[Saved data entries]
****************************************
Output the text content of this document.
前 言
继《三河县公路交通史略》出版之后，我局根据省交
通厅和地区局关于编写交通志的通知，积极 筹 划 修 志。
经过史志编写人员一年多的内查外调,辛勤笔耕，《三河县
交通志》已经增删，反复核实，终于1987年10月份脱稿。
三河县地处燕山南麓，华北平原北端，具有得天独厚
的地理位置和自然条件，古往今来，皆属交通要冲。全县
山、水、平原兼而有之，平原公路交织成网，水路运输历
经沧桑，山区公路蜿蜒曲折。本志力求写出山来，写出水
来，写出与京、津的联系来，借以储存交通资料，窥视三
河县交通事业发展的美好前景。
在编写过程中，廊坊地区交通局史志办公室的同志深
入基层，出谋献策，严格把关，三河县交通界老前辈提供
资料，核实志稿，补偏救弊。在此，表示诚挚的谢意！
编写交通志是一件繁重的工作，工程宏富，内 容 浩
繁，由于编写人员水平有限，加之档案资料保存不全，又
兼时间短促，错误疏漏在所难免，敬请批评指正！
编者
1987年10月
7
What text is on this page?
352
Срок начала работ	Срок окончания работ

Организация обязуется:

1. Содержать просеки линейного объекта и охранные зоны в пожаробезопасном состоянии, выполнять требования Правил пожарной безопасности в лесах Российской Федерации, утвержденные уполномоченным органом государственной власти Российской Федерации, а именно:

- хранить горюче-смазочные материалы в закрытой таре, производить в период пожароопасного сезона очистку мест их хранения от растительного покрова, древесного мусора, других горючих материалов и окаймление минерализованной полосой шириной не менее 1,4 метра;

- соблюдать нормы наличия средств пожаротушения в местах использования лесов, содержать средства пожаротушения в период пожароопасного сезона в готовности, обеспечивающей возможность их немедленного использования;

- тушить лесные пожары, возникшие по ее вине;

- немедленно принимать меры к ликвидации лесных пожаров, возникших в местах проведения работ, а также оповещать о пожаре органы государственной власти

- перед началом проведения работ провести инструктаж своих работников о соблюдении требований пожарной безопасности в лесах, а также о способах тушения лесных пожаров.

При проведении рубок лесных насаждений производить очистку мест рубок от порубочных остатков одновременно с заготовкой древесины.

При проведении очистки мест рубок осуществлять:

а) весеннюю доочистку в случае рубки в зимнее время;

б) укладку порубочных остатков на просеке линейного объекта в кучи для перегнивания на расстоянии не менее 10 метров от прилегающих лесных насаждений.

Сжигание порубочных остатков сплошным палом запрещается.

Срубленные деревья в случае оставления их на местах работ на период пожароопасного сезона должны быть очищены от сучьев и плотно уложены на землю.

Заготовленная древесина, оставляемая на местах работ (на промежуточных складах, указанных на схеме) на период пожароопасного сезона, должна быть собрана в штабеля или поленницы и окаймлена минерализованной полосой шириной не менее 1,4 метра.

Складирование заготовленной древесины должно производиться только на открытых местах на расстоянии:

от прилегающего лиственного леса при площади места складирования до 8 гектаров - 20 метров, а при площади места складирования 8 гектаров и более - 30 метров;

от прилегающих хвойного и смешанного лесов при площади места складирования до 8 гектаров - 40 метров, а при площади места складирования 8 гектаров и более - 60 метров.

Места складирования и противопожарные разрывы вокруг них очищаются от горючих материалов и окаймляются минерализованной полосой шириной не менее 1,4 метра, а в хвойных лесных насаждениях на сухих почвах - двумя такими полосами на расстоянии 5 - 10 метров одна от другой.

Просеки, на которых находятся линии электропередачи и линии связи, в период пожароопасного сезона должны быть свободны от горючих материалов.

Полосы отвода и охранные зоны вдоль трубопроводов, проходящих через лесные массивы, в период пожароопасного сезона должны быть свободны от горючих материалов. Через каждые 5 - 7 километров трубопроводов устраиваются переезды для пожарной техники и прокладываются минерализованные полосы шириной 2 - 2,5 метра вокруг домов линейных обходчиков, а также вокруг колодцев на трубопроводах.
****************************************
Objective
Using the records above, gather all lines where the string "рубок" is present.

Result of the task
При проведении рубок лесных насаждений производить очистку мест рубок от порубочных остатков одновременно с заготовкой древесины.
При проведении очистки мест рубок осуществлять:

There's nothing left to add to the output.